* **What the exercise asks**
Quote every item below verbatim, omitting the pictures.

* **Records for the task**
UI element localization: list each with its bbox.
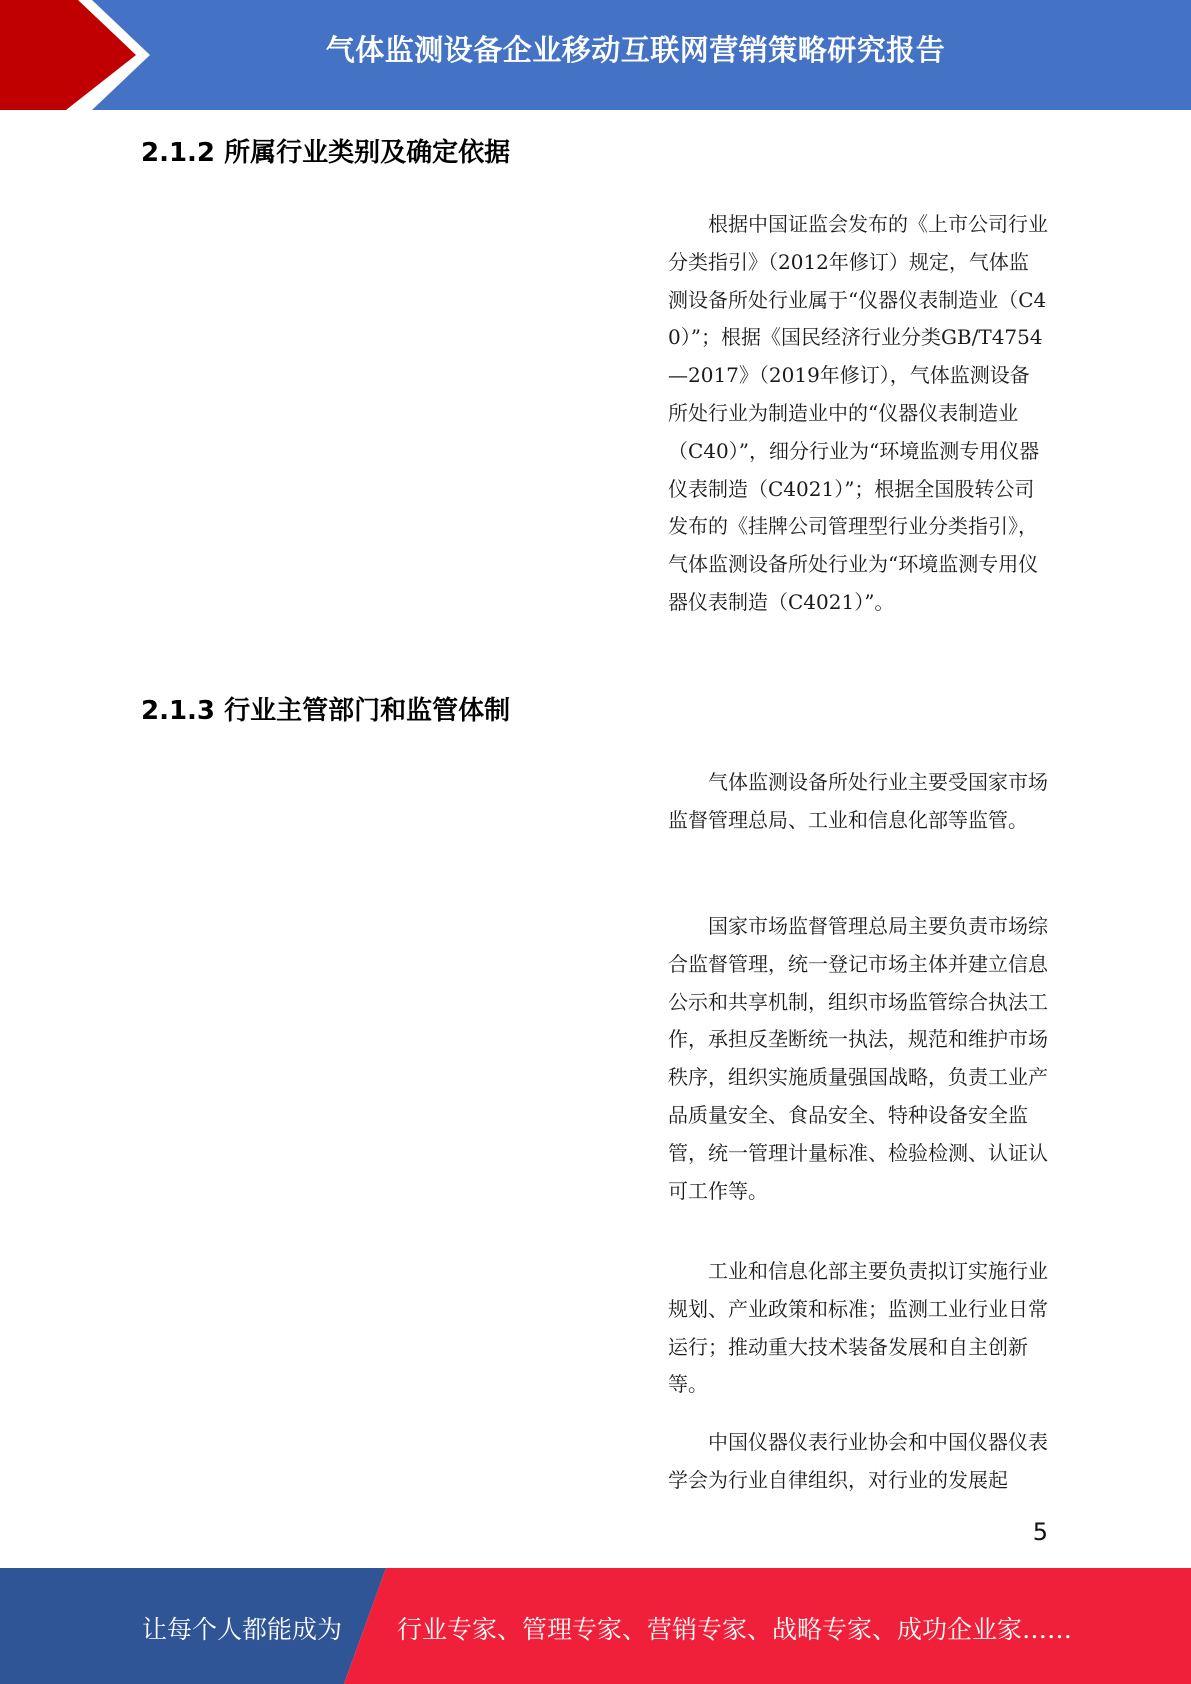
paragraph-industry-associations: 中国仪器仪表行业协会和中国仪器仪表学会为行业自律组织，对行业的发展起 xyxy=(668,1430,1048,1492)
paragraph-miit: 工业和信息化部主要负责拟订实施行业规划、产业政策和标准；监测工业行业日常运行；推动重大技术装备发展和自主创新等。 xyxy=(668,1259,1048,1397)
document-title: 气体监测设备企业移动互联网营销策略研究报告 xyxy=(325,33,946,67)
footer-slogan-left: 让每个人都能成为 xyxy=(142,1615,343,1644)
paragraph-industry-classification: 根据中国证监会发布的《上市公司行业分类指引》（2012年修订）规定，气体监测设备所处行业属于“仪器仪表制造业（C40）”；根据《国民经济行业分类GB/T4754—2017》（2019年修订），气体监测设备所处行业为制造业中的“仪器仪表制造业（C40）”，细分行业为“环境监测专用仪器仪表制造（C4021）”；根据全国股转公司发布的《挂牌公司管理型行业分类指引》，气体监测设备所处行业为“环境监测专用仪器仪表制造（C4021）”。 xyxy=(668,212,1048,614)
page-number: 5 xyxy=(1032,1518,1048,1546)
section-heading-2-1-2: 2.1.2 所属行业类别及确定依据 xyxy=(141,138,511,168)
page-footer xyxy=(0,1568,1191,1684)
page-header xyxy=(0,0,1191,110)
footer-slogan-right: 行业专家、管理专家、营销专家、战略专家、成功企业家…… xyxy=(397,1615,1073,1644)
paragraph-market-regulation: 国家市场监督管理总局主要负责市场综合监督管理，统一登记市场主体并建立信息公示和共享机制，组织市场监管综合执法工作，承担反垄断统一执法，规范和维护市场秩序，组织实施质量强国战略，负责工业产品质量安全、食品安全、特种设备安全监管，统一管理计量标准、检验检测、认证认可工作等。 xyxy=(668,914,1048,1203)
section-heading-2-1-3: 2.1.3 行业主管部门和监管体制 xyxy=(141,696,511,726)
paragraph-regulators-intro: 气体监测设备所处行业主要受国家市场监督管理总局、工业和信息化部等监管。 xyxy=(668,770,1048,832)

* **Response to this task**
UI element localization: list each with its bbox.
paragraph-industry-associations: 中国仪器仪表行业协会和中国仪器仪表学会为行业自律组织，对行业的发展起 xyxy=(668,1430,1048,1492)
paragraph-miit: 工业和信息化部主要负责拟订实施行业规划、产业政策和标准；监测工业行业日常运行；推动重大技术装备发展和自主创新等。 xyxy=(668,1259,1048,1397)
document-title: 气体监测设备企业移动互联网营销策略研究报告 xyxy=(325,33,946,67)
footer-slogan-left: 让每个人都能成为 xyxy=(142,1615,343,1644)
paragraph-industry-classification: 根据中国证监会发布的《上市公司行业分类指引》（2012年修订）规定，气体监测设备所处行业属于“仪器仪表制造业（C40）”；根据《国民经济行业分类GB/T4754—2017》（2019年修订），气体监测设备所处行业为制造业中的“仪器仪表制造业（C40）”，细分行业为“环境监测专用仪器仪表制造（C4021）”；根据全国股转公司发布的《挂牌公司管理型行业分类指引》，气体监测设备所处行业为“环境监测专用仪器仪表制造（C4021）”。 xyxy=(668,212,1048,614)
page-number: 5 xyxy=(1032,1518,1048,1546)
section-heading-2-1-2: 2.1.2 所属行业类别及确定依据 xyxy=(141,138,511,168)
page-footer xyxy=(0,1568,1191,1684)
page-header xyxy=(0,0,1191,110)
footer-slogan-right: 行业专家、管理专家、营销专家、战略专家、成功企业家…… xyxy=(397,1615,1073,1644)
paragraph-market-regulation: 国家市场监督管理总局主要负责市场综合监督管理，统一登记市场主体并建立信息公示和共享机制，组织市场监管综合执法工作，承担反垄断统一执法，规范和维护市场秩序，组织实施质量强国战略，负责工业产品质量安全、食品安全、特种设备安全监管，统一管理计量标准、检验检测、认证认可工作等。 xyxy=(668,914,1048,1203)
section-heading-2-1-3: 2.1.3 行业主管部门和监管体制 xyxy=(141,696,511,726)
paragraph-regulators-intro: 气体监测设备所处行业主要受国家市场监督管理总局、工业和信息化部等监管。 xyxy=(668,770,1048,832)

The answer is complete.